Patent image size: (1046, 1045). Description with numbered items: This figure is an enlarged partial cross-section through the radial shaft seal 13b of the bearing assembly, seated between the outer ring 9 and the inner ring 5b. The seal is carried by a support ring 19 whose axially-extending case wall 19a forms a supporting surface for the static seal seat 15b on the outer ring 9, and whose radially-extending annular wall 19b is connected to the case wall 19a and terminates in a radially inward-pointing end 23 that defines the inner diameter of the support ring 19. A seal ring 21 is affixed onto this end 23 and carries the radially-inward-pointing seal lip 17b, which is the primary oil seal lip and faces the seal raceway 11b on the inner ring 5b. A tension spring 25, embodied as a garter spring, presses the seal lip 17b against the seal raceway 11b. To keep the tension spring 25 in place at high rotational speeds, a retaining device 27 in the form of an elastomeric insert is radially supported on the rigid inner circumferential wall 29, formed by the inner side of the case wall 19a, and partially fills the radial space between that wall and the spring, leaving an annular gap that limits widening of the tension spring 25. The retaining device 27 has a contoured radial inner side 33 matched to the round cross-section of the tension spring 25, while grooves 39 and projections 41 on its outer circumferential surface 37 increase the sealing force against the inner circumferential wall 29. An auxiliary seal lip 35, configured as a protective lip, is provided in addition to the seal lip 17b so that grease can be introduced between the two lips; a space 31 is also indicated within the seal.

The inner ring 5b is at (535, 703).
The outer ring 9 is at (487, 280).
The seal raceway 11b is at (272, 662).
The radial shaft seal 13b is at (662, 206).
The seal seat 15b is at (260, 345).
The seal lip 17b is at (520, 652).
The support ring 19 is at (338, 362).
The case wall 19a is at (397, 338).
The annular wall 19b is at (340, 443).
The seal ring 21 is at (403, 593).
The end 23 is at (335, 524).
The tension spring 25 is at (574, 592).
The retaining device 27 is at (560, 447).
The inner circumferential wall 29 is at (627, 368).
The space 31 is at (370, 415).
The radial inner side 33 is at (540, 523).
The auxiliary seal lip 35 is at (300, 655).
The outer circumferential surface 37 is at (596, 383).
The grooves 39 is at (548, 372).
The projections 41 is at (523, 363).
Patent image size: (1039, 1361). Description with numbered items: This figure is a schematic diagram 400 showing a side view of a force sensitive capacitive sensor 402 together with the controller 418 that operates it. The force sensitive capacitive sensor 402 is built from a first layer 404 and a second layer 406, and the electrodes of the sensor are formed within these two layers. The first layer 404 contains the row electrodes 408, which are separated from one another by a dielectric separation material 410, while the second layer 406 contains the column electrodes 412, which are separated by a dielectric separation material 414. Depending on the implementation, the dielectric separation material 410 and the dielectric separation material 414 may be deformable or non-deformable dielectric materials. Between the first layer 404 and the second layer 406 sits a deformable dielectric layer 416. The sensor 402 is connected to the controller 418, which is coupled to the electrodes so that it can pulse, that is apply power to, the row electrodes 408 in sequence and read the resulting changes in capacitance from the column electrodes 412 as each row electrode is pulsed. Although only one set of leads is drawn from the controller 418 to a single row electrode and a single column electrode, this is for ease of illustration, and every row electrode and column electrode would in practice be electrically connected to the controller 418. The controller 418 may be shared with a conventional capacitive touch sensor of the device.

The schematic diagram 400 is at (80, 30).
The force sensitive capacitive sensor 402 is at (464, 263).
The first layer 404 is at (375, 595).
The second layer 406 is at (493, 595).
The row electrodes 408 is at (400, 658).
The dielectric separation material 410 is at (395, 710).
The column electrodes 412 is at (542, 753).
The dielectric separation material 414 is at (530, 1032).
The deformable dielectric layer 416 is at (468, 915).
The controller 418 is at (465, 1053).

■ ■ ■ ■

__Stated task__
Count the lines in the records that contain the word "diagram", with case counting. Give only the number.

__Result for this exercise__
2